### Task prompt
Repeat each record below exactly as given.

---- Records for the exercise

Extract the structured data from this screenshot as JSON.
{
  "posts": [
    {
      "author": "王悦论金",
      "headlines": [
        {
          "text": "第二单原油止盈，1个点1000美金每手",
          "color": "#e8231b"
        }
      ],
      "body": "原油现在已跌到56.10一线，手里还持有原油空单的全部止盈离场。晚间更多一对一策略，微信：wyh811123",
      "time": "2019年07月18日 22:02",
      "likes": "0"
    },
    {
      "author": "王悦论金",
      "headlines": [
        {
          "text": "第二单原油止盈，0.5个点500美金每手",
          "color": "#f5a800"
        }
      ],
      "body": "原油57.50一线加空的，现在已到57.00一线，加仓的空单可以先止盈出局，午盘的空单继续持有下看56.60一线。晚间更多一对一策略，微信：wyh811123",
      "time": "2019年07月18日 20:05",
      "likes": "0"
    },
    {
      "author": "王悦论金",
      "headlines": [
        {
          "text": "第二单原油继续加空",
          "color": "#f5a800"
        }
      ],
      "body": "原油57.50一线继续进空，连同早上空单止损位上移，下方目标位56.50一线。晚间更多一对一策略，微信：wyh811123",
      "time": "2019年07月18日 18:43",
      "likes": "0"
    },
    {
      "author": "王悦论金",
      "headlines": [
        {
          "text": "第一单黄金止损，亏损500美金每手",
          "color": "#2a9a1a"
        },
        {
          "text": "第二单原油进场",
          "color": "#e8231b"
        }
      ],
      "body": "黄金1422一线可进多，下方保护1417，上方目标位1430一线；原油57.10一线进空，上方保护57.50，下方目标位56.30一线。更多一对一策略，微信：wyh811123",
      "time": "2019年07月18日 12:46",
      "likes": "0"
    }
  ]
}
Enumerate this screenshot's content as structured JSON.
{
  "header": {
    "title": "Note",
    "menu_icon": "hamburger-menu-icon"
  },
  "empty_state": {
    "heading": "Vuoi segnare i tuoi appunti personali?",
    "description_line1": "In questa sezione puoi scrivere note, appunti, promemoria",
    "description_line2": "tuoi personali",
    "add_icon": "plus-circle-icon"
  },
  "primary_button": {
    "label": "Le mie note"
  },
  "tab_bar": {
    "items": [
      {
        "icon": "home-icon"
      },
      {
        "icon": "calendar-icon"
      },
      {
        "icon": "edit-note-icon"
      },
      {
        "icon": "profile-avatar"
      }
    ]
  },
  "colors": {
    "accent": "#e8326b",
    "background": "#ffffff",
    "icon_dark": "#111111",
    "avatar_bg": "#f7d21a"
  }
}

--------

### Expected answer
Extract the structured data from this screenshot as JSON.
{
  "posts": [
    {
      "author": "王悦论金",
      "headlines": [
        {
          "text": "第二单原油止盈，1个点1000美金每手",
          "color": "#e8231b"
        }
      ],
      "body": "原油现在已跌到56.10一线，手里还持有原油空单的全部止盈离场。晚间更多一对一策略，微信：wyh811123",
      "time": "2019年07月18日 22:02",
      "likes": "0"
    },
    {
      "author": "王悦论金",
      "headlines": [
        {
          "text": "第二单原油止盈，0.5个点500美金每手",
          "color": "#f5a800"
        }
      ],
      "body": "原油57.50一线加空的，现在已到57.00一线，加仓的空单可以先止盈出局，午盘的空单继续持有下看56.60一线。晚间更多一对一策略，微信：wyh811123",
      "time": "2019年07月18日 20:05",
      "likes": "0"
    },
    {
      "author": "王悦论金",
      "headlines": [
        {
          "text": "第二单原油继续加空",
          "color": "#f5a800"
        }
      ],
      "body": "原油57.50一线继续进空，连同早上空单止损位上移，下方目标位56.50一线。晚间更多一对一策略，微信：wyh811123",
      "time": "2019年07月18日 18:43",
      "likes": "0"
    },
    {
      "author": "王悦论金",
      "headlines": [
        {
          "text": "第一单黄金止损，亏损500美金每手",
          "color": "#2a9a1a"
        },
        {
          "text": "第二单原油进场",
          "color": "#e8231b"
        }
      ],
      "body": "黄金1422一线可进多，下方保护1417，上方目标位1430一线；原油57.10一线进空，上方保护57.50，下方目标位56.30一线。更多一对一策略，微信：wyh811123",
      "time": "2019年07月18日 12:46",
      "likes": "0"
    }
  ]
}
Enumerate this screenshot's content as structured JSON.
{
  "header": {
    "title": "Note",
    "menu_icon": "hamburger-menu-icon"
  },
  "empty_state": {
    "heading": "Vuoi segnare i tuoi appunti personali?",
    "description_line1": "In questa sezione puoi scrivere note, appunti, promemoria",
    "description_line2": "tuoi personali",
    "add_icon": "plus-circle-icon"
  },
  "primary_button": {
    "label": "Le mie note"
  },
  "tab_bar": {
    "items": [
      {
        "icon": "home-icon"
      },
      {
        "icon": "calendar-icon"
      },
      {
        "icon": "edit-note-icon"
      },
      {
        "icon": "profile-avatar"
      }
    ]
  },
  "colors": {
    "accent": "#e8326b",
    "background": "#ffffff",
    "icon_dark": "#111111",
    "avatar_bg": "#f7d21a"
  }
}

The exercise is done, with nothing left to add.